Budaun district (/hi/; or Buaaun) is one of the districts of Uttar Pradesh state of India, with its headquarters in the town of Budaun. The district is part of the Bareilly division, and covers an area of 4234 km2. According to legend, Budaun was named after the Ahir prince Budh.

== History ==

Map of Badaun district before the creation of Sambhal district on 23 July 2012

After the British takeover in 1801, the area was part of Moradabad district, and parts were transferred to Bareilly district in 1805. In October 1823, the district was created out of areas previously in both Moradabad and Bareilly districts, and it was originally called Sahaswan district after its headquarters of Sahaswan. The headquarters was moved to Budaun in 1838. The Encyclopædia Britannica Eleventh Edition wrote of Budaun:
A town and district of British India, in the Rohilkhand division of the United Provinces. The town is near the left bank of the river Sot. [The population as of] 1901 [was] 39,031. There are ruins of an immense fort and a very handsome mosque of imposing size, crowned with a dome, and built in 1223 in great part from the materials of an ancient Hindu temple. The American Methodist mission maintains several girls' schools, and there is a high school for boys. According to tradition, Badaun was founded about A.D. 905, and an inscription, probably of the 12th century, gives a list of twelve Rathor kings reigning at Badaun (called Vodamayuta). The first authentic historical event connected with it, however, was its capture by Kutb-ud-din in 1196, after which it became a very important post on the northern frontier of the Delhi empire. In the 13th century two of its governors, Shams-ud-din Altamsh, the builder of the great mosque referred to above, and his son Rukd-ud-din Firoz, attained the imperial throne. In 1571 the town was burnt, and about a hundred years later, under Shah Jahan, the seat of the governorship was transferred to Bareilly; after which the importance of Badaun declined.

• Record extracts:
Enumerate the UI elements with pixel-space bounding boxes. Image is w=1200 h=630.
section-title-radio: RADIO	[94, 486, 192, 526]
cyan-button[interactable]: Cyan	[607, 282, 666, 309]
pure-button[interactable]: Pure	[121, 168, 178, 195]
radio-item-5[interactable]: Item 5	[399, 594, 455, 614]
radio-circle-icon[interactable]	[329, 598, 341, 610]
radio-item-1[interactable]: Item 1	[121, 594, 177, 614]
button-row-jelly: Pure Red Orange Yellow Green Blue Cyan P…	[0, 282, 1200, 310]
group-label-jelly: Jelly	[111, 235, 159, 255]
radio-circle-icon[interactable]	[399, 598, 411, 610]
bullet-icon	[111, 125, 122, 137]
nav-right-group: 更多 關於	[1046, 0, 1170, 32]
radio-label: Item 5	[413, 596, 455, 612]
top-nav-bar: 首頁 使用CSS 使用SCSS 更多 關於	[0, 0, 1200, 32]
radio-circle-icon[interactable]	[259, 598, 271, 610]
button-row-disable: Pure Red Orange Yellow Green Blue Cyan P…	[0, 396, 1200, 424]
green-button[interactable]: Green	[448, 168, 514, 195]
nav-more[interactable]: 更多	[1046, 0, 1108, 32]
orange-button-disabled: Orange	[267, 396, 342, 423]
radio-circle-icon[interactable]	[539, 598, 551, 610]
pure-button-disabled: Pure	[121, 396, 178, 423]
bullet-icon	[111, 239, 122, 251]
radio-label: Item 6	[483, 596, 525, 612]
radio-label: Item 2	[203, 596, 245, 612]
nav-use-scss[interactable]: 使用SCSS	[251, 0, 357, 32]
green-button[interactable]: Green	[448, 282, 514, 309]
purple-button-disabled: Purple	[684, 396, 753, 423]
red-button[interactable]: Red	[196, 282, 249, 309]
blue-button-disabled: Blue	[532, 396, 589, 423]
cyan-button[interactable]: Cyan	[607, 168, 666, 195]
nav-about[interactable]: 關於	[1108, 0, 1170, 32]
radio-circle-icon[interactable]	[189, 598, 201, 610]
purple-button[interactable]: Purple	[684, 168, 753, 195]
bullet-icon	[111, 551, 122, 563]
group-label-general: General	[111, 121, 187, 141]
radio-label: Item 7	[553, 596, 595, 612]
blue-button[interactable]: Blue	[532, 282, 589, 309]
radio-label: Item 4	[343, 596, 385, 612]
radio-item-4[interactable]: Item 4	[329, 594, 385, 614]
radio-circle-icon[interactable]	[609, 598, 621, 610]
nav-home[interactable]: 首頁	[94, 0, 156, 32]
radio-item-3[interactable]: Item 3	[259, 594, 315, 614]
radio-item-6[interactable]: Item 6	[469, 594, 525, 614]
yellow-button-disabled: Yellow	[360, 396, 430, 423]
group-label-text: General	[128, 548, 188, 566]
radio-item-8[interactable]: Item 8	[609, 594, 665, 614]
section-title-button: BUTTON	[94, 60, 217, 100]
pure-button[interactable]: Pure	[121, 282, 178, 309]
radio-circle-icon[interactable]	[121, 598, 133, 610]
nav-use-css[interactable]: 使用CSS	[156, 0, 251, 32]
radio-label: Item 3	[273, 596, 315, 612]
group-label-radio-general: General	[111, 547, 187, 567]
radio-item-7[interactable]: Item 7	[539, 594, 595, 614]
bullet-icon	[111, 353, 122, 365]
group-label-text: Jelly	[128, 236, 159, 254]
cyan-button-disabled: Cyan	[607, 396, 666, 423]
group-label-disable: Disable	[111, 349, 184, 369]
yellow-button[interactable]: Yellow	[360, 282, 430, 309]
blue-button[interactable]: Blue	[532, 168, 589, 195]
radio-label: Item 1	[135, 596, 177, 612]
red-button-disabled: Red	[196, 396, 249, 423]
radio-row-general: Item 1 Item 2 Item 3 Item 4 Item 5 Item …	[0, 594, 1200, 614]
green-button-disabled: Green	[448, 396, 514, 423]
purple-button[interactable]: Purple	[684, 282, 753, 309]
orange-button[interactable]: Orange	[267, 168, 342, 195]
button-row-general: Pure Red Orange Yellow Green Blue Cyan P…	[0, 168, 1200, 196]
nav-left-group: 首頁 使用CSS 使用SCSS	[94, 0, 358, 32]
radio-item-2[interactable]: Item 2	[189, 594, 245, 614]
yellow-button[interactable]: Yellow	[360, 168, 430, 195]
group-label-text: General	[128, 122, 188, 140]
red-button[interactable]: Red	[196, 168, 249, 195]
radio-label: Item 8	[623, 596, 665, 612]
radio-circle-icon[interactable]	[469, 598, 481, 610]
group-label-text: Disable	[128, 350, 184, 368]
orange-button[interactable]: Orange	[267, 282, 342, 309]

• Directions for this task: Write the next part of the Budaun district passage, picking up right after its last sentence.

• Final result:
According to professor Goti John, the city was named Vedamooth (वेदामूथ) on an 11th-century stone inscription which is held at the Lucknow Museum. At that time, the region was called Panchal (पांचाल). According to a line of the inscription, there was a village named Bhadaulak (भदाऊँलक) near the city. Geographically, the city of Badaun is located near the Ganges, which the Hindus consider a holy river.

==Economy==
In 2006, the Ministry of Panchayati Raj named Budaun one of the country's 251 special funded cities (out of a total of 640). It is one of the 34 districts in Uttar Pradesh currently receiving funds from the Backward Regions Grant Fund Programme (BRGF).

==Divisions==
The district comprises five tehsils: Budaun, Bisauli, Bilsi, Dataganj and Sahaswan.

There are six Vidhan Sabha constituencies in the district: Bisauli, Sahaswan, Bilsi, Badaun, Shekhupur and Dataganj. While Shekhupur and Dataganj are part of the Aonla Lok Sabha constituency, the rest are part of the Badaun Lok Sabha constituency.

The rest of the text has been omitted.